## [Exercise]
Count every line in the entries that follow where the word "username" appears, then state only the total.

— START —

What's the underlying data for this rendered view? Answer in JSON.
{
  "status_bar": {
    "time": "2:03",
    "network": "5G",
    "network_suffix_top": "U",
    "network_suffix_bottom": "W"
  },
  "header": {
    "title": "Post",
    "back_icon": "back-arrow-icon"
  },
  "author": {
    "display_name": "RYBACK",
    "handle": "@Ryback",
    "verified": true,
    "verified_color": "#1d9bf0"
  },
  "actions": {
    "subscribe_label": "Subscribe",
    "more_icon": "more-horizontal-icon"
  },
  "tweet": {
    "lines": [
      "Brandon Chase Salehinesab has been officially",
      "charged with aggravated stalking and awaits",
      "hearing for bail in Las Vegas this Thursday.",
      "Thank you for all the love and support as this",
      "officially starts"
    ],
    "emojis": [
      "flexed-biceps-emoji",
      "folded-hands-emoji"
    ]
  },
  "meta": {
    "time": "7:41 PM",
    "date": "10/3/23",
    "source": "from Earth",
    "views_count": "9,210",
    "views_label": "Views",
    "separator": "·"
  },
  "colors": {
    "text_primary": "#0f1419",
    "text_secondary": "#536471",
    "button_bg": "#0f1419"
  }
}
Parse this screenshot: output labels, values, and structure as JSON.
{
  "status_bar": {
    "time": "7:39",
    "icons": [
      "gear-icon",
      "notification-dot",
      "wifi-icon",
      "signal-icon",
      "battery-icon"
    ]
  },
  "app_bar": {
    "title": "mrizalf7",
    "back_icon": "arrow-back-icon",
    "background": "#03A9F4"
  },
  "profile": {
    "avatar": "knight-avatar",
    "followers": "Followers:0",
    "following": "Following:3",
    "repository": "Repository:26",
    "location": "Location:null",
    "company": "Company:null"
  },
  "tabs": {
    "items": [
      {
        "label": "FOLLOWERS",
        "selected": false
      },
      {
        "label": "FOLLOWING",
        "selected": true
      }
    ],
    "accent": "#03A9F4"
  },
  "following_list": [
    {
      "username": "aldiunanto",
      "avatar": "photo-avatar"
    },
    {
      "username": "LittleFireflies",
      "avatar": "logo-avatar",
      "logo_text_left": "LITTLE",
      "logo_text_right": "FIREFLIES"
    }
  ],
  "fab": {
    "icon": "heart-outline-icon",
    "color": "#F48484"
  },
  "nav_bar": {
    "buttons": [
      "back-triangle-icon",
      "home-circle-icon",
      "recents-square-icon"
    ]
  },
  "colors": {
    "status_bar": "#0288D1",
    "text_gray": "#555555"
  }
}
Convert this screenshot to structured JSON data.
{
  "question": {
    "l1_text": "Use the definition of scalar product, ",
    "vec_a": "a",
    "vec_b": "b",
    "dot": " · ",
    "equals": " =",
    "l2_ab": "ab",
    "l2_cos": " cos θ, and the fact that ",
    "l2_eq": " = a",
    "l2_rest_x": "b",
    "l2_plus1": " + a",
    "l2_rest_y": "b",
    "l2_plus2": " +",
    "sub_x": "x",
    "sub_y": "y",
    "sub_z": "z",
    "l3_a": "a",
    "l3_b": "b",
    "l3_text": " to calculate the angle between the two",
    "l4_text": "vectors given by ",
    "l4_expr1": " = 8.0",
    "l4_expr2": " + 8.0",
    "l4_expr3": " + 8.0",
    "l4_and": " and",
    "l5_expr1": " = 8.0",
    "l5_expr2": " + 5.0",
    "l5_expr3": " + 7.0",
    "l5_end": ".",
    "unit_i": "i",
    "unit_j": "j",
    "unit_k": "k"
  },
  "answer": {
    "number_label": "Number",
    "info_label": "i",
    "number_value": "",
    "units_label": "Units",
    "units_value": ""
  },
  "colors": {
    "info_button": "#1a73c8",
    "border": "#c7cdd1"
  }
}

— END —

## [Answer to this task]
2